§ **What needs to be done**: Copy each line that holds "text".

[Stored items from a collection]
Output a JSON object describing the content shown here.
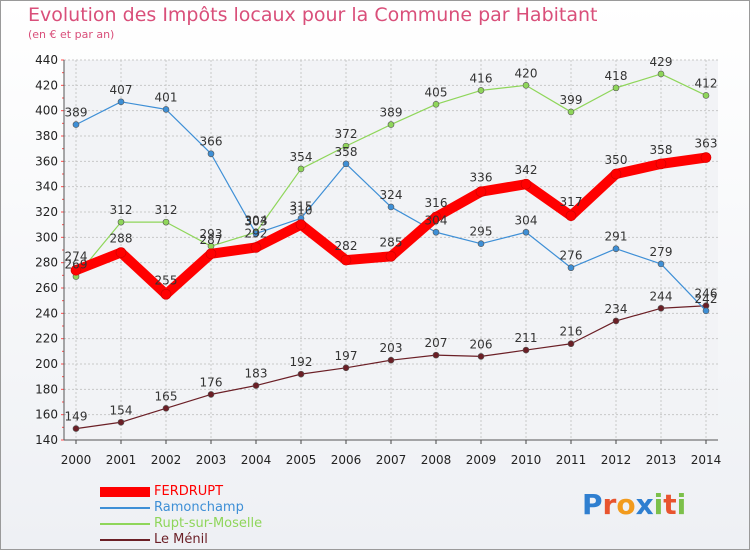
{
  "header": {
    "title": "Evolution des Impôts locaux pour la Commune par Habitant",
    "subtitle": "(en € et par an)"
  },
  "logo": {
    "text": "Proxiti"
  },
  "chart_data": {
    "type": "line",
    "title": "Evolution des Impôts locaux pour la Commune par Habitant",
    "subtitle": "(en € et par an)",
    "x": [
      "2000",
      "2001",
      "2002",
      "2003",
      "2004",
      "2005",
      "2006",
      "2007",
      "2008",
      "2009",
      "2010",
      "2011",
      "2012",
      "2013",
      "2014"
    ],
    "ylim": [
      140,
      440
    ],
    "yticks": [
      140,
      160,
      180,
      200,
      220,
      240,
      260,
      280,
      300,
      320,
      340,
      360,
      380,
      400,
      420,
      440
    ],
    "grid": true,
    "legend_position": "bottom-left",
    "series": [
      {
        "name": "FERDRUPT",
        "color": "#ff0000",
        "values": [
          274,
          288,
          255,
          287,
          292,
          310,
          282,
          285,
          316,
          336,
          342,
          317,
          350,
          358,
          363
        ]
      },
      {
        "name": "Ramonchamp",
        "color": "#3e8fd6",
        "values": [
          389,
          407,
          401,
          366,
          303,
          315,
          358,
          324,
          304,
          295,
          304,
          276,
          291,
          279,
          242
        ]
      },
      {
        "name": "Rupt-sur-Moselle",
        "color": "#8fd65a",
        "values": [
          269,
          312,
          312,
          293,
          304,
          354,
          372,
          389,
          405,
          416,
          420,
          399,
          418,
          429,
          412
        ]
      },
      {
        "name": "Le Ménil",
        "color": "#6b1f26",
        "values": [
          149,
          154,
          165,
          176,
          183,
          192,
          197,
          203,
          207,
          206,
          211,
          216,
          234,
          244,
          246
        ]
      }
    ]
  }
}
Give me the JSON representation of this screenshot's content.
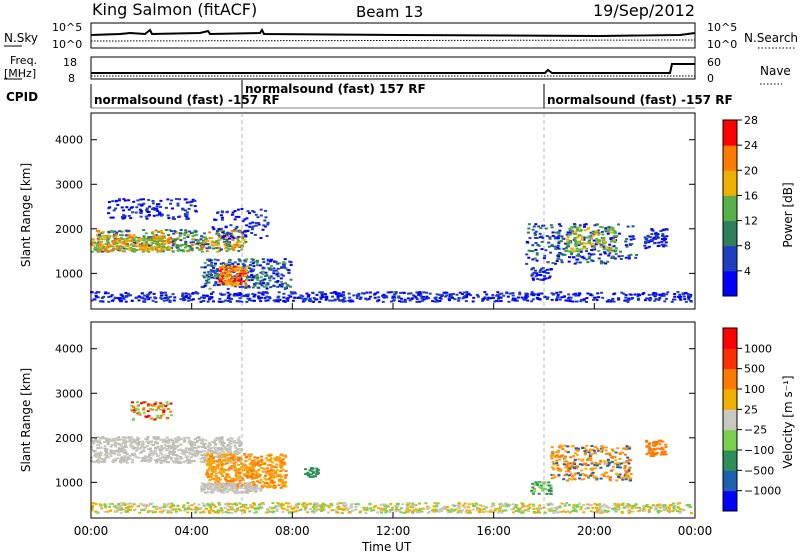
{
  "header": {
    "station": "King Salmon (fitACF)",
    "beam": "Beam 13",
    "date": "19/Sep/2012"
  },
  "noise_panel": {
    "left_label": "N.Sky",
    "right_label": "N.Search",
    "left_ticks": [
      "10^5",
      "10^0"
    ],
    "right_ticks": [
      "10^5",
      "10^0"
    ]
  },
  "freq_panel": {
    "left_label_line1": "Freq.",
    "left_label_line2": "[MHz]",
    "right_label": "Nave",
    "left_ticks": [
      "18",
      "8"
    ],
    "right_ticks": [
      "60",
      "0"
    ]
  },
  "cpid": {
    "label": "CPID",
    "segments": [
      {
        "text": "normalsound (fast) -157 RF",
        "start_h": 0,
        "end_h": 6
      },
      {
        "text": "normalsound (fast) 157 RF",
        "start_h": 6,
        "end_h": 18
      },
      {
        "text": "normalsound (fast) -157 RF",
        "start_h": 18,
        "end_h": 24
      }
    ]
  },
  "chart_data": [
    {
      "type": "heatmap",
      "ylabel": "Slant Range [km]",
      "yticks": [
        "1000",
        "2000",
        "3000",
        "4000"
      ],
      "ylim": [
        200,
        4600
      ],
      "xlim": [
        0,
        24
      ],
      "colorbar": {
        "label": "Power [dB]",
        "ticks": [
          "4",
          "8",
          "12",
          "16",
          "20",
          "24",
          "28"
        ],
        "colors": [
          "#0000ff",
          "#1f3fc0",
          "#2e7f5a",
          "#58b048",
          "#f0b000",
          "#ff7a00",
          "#ff0000"
        ]
      }
    },
    {
      "type": "heatmap",
      "ylabel": "Slant Range [km]",
      "yticks": [
        "1000",
        "2000",
        "3000",
        "4000"
      ],
      "ylim": [
        200,
        4600
      ],
      "xlim": [
        0,
        24
      ],
      "xlabel": "Time UT",
      "xticks": [
        "00:00",
        "04:00",
        "08:00",
        "12:00",
        "16:00",
        "20:00",
        "00:00"
      ],
      "colorbar": {
        "label": "Velocity [m s⁻¹]",
        "ticks": [
          "1000",
          "500",
          "100",
          "25",
          "−25",
          "−100",
          "−500",
          "−1000"
        ],
        "colors": [
          "#0000ff",
          "#1f5fb0",
          "#2e8f5a",
          "#7cd050",
          "#c8c8c0",
          "#f0b000",
          "#ff7a00",
          "#ff3000",
          "#ff0000"
        ]
      }
    }
  ]
}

§ **Answer to this task**:
    "text": "Proxiti"
        "text": "normalsound (fast) -157 RF",
        "text": "normalsound (fast) 157 RF",
        "text": "normalsound (fast) -157 RF",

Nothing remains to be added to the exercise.